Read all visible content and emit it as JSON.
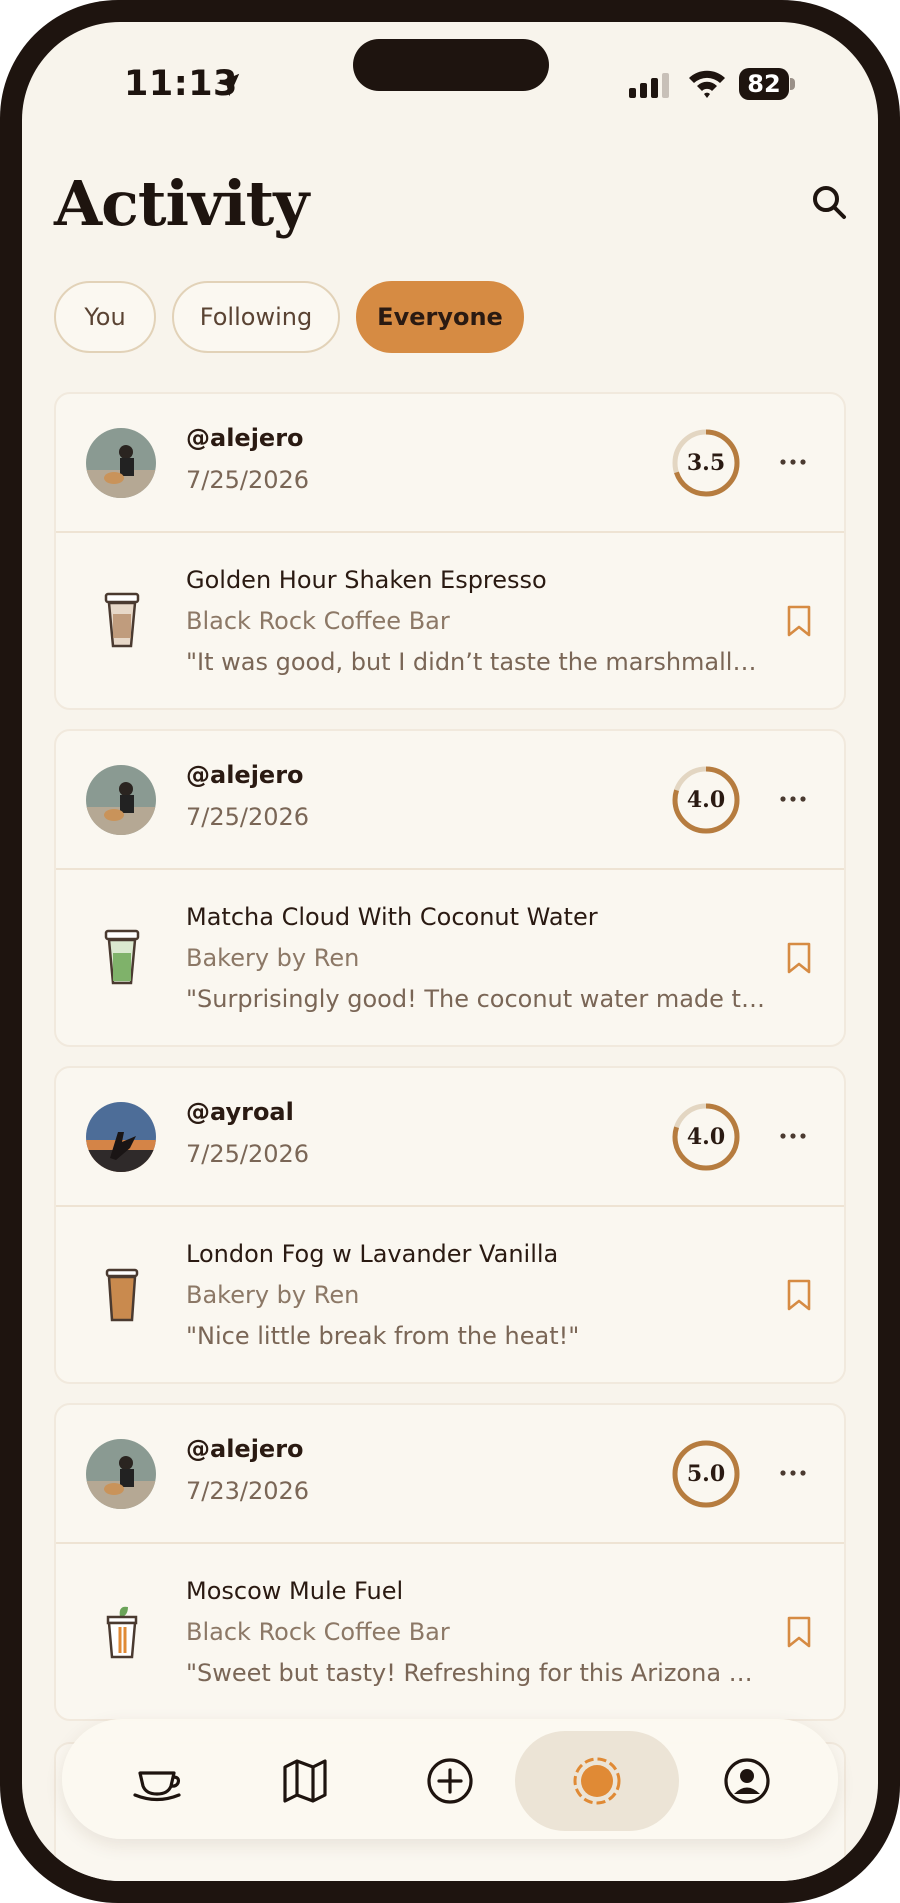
{
  "status_bar": {
    "time": "11:13",
    "battery": "82"
  },
  "header": {
    "title": "Activity"
  },
  "filters": [
    {
      "label": "You",
      "active": false
    },
    {
      "label": "Following",
      "active": false
    },
    {
      "label": "Everyone",
      "active": true
    }
  ],
  "feed": [
    {
      "username": "@alejero",
      "date": "7/25/2026",
      "rating": "3.5",
      "drink": "Golden Hour Shaken Espresso",
      "cafe": "Black Rock Coffee Bar",
      "review": "\"It was good, but I didn’t taste the marshmallow..."
    },
    {
      "username": "@alejero",
      "date": "7/25/2026",
      "rating": "4.0",
      "drink": "Matcha Cloud With Coconut Water",
      "cafe": "Bakery by Ren",
      "review": "\"Surprisingly good! The coconut water made th..."
    },
    {
      "username": "@ayroal",
      "date": "7/25/2026",
      "rating": "4.0",
      "drink": "London Fog w Lavander Vanilla",
      "cafe": "Bakery by Ren",
      "review": "\"Nice little break from the heat!\""
    },
    {
      "username": "@alejero",
      "date": "7/23/2026",
      "rating": "5.0",
      "drink": "Moscow Mule Fuel",
      "cafe": "Black Rock Coffee Bar",
      "review": "\"Sweet but tasty! Refreshing for this Arizona he..."
    }
  ],
  "tab_bar": [
    {
      "icon": "cup-icon",
      "active": false
    },
    {
      "icon": "map-icon",
      "active": false
    },
    {
      "icon": "add-icon",
      "active": false
    },
    {
      "icon": "activity-icon",
      "active": true
    },
    {
      "icon": "profile-icon",
      "active": false
    }
  ],
  "colors": {
    "accent": "#d68b43",
    "background": "#f8f4ec",
    "text": "#2a1a12"
  }
}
· · · ·
» **Instructions for the task**
All records should be output exactly, with the pictures left out.

» **Solution for this problem**
Read all visible content and emit it as JSON.
{
  "status_bar": {
    "time": "11:13",
    "battery": "82"
  },
  "header": {
    "title": "Activity"
  },
  "filters": [
    {
      "label": "You",
      "active": false
    },
    {
      "label": "Following",
      "active": false
    },
    {
      "label": "Everyone",
      "active": true
    }
  ],
  "feed": [
    {
      "username": "@alejero",
      "date": "7/25/2026",
      "rating": "3.5",
      "drink": "Golden Hour Shaken Espresso",
      "cafe": "Black Rock Coffee Bar",
      "review": "\"It was good, but I didn’t taste the marshmallow..."
    },
    {
      "username": "@alejero",
      "date": "7/25/2026",
      "rating": "4.0",
      "drink": "Matcha Cloud With Coconut Water",
      "cafe": "Bakery by Ren",
      "review": "\"Surprisingly good! The coconut water made th..."
    },
    {
      "username": "@ayroal",
      "date": "7/25/2026",
      "rating": "4.0",
      "drink": "London Fog w Lavander Vanilla",
      "cafe": "Bakery by Ren",
      "review": "\"Nice little break from the heat!\""
    },
    {
      "username": "@alejero",
      "date": "7/23/2026",
      "rating": "5.0",
      "drink": "Moscow Mule Fuel",
      "cafe": "Black Rock Coffee Bar",
      "review": "\"Sweet but tasty! Refreshing for this Arizona he..."
    }
  ],
  "tab_bar": [
    {
      "icon": "cup-icon",
      "active": false
    },
    {
      "icon": "map-icon",
      "active": false
    },
    {
      "icon": "add-icon",
      "active": false
    },
    {
      "icon": "activity-icon",
      "active": true
    },
    {
      "icon": "profile-icon",
      "active": false
    }
  ],
  "colors": {
    "accent": "#d68b43",
    "background": "#f8f4ec",
    "text": "#2a1a12"
  }
}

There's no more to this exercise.